***** Excerpt to read *****

See? Sarah was jesting about orange mumus...
and I just have to show what I was working on last week. I decided to let Sarah's quilt simmer in my "stewdio"- I think that's Dawn's saying, and I love it. I dug out some fabric from my stash and started Bargelloing. You see, I had a dream about a quilted jacket, and I had to see it through. "I just don't remember it being this orange." That's a line from "While You Were Sleeping," since Tonya just watched it. Well, it's not as bad as it looks- at least that's what I keep telling myself. It was just dark in my livingroom, tonight, and the camara is notorious for underexposing and it makes the colors look darker than they are. Most of what looks black here is, actually, burgundy and green. really. I am planning on making the shearling jacket pattern.
I made two panels like the one on the couch for the sleeves. The panel with several waves in it will be the back and the one with the dip in the middle, I am planning to use for the front (It's upside-down in the picture, as I think it'll definitely be more slimming the other way!) I am going to quilt the panels before I cut them out. I made them plenty big so that I can wash and shrink it - several times. I want it to be soft and wrinkled. Like an old quilt. (Isn't there a Dolly Parton song about that?) I do plan to use tailer's chalk and outline the basic pattern on the panels before I quilt them- I don't want to spend hours quilting in Darcie's little stones only to find out that I put them in the armpit! The weird "cross-section of cells" fabric is for the lining and the collar. (Judy- I used 5 1/2 yards of fabric in the bargello, alone.) I mentioned to DH that maybe this is just a phase I am going through. When he asked for clarification on what "this" was, I said, "quilting." He about fell over, laughing. I have been thinking that I am unsure about how quilting fits into my life. I'm not sure if it is an escape- when I feel overwhelmed, a comfort- to help me through rough patches, or an embellishment- a way of expressing myself. But you know, I think it is different things at different times. And all of those things at the same time. The last quilted jacket I made was three years ago- seems hard to believe. And ok, I made 14 jackets that winter. They were those Just Jennifer jackets. Mindlessly slapping on patches of fabric. Around and around. No pressure and you really couldn't mess one up. And I loved them. I kept three and gave the rest away. But they don't "fit" anymore. Literally or figuratively. Those jackets expressed who I was then, but I'm ready to move on.. but man oh man.. I can't imagine what I'll be thinkin' about this one in three years!

***** Given records *****

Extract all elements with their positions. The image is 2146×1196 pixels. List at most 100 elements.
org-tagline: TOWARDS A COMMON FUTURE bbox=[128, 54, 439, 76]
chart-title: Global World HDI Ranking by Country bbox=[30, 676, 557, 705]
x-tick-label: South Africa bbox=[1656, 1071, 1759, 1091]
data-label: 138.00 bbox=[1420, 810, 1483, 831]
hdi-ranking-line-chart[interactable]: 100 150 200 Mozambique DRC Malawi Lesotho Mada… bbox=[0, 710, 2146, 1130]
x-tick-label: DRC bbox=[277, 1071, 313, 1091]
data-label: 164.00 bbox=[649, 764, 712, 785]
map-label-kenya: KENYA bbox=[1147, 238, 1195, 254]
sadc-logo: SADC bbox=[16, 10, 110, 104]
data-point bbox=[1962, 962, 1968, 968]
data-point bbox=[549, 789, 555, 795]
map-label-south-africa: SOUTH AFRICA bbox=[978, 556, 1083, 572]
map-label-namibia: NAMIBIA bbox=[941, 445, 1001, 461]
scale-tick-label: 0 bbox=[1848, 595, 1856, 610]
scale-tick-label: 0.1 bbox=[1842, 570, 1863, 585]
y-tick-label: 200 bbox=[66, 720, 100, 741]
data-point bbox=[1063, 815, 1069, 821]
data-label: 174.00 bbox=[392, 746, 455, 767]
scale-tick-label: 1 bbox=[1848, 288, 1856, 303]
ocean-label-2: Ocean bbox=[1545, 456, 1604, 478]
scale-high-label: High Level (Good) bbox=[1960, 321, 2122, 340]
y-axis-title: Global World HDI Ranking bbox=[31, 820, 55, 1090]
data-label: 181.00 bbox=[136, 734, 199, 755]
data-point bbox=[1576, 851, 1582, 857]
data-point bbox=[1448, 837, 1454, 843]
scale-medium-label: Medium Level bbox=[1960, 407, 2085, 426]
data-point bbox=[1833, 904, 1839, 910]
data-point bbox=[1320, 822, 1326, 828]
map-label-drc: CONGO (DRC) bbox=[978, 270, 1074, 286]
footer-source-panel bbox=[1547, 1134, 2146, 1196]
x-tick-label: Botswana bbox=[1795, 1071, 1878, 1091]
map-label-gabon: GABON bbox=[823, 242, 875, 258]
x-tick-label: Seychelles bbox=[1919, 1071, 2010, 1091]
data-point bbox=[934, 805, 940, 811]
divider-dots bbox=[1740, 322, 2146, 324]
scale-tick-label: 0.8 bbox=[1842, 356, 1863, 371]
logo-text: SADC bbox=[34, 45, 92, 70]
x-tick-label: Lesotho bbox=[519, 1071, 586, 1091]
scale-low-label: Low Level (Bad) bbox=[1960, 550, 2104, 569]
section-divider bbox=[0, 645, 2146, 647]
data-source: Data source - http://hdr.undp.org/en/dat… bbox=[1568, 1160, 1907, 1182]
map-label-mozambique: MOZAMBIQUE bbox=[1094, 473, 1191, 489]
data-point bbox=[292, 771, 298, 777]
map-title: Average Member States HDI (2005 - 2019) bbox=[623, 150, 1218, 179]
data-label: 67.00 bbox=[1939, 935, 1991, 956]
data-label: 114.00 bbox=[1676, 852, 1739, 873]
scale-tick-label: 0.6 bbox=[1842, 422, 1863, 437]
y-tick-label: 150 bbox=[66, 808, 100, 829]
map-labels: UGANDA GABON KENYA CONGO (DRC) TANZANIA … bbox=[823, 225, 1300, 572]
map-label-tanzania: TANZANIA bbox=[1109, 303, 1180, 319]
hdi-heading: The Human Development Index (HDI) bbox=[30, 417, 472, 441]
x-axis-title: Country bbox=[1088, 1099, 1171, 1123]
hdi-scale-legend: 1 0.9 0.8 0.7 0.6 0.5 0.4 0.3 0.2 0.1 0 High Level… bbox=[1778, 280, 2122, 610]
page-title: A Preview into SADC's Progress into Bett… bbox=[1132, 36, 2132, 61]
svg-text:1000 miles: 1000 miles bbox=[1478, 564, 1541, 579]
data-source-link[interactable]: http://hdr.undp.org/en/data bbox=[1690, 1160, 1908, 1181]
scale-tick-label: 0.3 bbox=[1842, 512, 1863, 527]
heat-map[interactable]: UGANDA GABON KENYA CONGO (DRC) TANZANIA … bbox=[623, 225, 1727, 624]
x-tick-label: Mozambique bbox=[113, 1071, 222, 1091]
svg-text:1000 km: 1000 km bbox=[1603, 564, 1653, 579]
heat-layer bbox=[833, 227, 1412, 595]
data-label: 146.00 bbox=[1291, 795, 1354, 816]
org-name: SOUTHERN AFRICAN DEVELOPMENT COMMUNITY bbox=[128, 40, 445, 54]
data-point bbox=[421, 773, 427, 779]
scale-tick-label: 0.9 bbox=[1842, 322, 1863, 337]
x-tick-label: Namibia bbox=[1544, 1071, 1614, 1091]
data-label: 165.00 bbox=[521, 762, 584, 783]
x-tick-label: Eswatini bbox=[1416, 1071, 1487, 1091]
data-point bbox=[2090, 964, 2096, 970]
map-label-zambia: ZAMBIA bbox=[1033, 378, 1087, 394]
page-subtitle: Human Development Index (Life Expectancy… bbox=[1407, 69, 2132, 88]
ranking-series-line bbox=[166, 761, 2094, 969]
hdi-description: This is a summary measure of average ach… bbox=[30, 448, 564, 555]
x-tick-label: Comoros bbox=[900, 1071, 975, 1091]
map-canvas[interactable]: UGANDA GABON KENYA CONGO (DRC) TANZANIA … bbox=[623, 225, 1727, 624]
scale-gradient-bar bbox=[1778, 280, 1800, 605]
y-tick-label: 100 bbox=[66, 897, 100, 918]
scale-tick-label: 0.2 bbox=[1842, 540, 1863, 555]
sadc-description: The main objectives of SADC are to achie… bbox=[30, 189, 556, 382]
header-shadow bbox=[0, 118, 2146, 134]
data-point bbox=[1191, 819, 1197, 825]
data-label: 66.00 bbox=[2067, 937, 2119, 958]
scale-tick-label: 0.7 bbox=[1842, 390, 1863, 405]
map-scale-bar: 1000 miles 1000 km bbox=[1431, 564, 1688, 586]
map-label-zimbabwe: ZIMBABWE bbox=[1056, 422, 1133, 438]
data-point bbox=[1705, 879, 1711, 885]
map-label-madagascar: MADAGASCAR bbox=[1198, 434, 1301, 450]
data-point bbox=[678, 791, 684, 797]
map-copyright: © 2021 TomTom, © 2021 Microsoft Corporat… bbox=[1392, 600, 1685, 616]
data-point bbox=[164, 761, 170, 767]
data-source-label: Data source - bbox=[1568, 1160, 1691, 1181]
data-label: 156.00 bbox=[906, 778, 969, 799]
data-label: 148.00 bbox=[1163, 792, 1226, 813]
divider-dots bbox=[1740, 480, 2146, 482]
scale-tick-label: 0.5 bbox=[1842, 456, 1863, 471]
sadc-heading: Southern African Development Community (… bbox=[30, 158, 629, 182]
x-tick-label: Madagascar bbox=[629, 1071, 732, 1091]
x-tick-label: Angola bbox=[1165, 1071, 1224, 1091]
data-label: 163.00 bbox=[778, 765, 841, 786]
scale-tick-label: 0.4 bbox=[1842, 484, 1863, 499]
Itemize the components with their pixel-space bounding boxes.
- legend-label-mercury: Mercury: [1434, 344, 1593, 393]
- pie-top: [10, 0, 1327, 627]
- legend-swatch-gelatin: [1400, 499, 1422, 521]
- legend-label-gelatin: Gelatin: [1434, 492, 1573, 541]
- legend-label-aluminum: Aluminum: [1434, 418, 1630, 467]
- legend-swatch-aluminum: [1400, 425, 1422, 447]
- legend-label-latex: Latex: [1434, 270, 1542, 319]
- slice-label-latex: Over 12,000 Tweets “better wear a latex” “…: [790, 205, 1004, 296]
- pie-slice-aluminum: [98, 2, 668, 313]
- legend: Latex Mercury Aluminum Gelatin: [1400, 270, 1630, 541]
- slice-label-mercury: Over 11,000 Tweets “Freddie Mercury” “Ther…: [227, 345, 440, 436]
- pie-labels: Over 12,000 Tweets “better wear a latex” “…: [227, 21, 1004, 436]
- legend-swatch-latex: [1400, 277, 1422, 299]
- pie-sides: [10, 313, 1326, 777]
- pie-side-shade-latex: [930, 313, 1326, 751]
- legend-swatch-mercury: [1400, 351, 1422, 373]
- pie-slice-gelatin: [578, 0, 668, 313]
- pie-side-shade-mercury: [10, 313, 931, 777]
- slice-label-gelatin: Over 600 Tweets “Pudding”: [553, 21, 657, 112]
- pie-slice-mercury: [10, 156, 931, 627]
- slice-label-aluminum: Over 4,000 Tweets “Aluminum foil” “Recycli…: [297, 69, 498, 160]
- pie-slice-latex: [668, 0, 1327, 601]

*****

* _Task brief_
In the quilted jacket post above, how many jackets did the writer make during the winter three years ago?

* _Answer section_
Fourteen.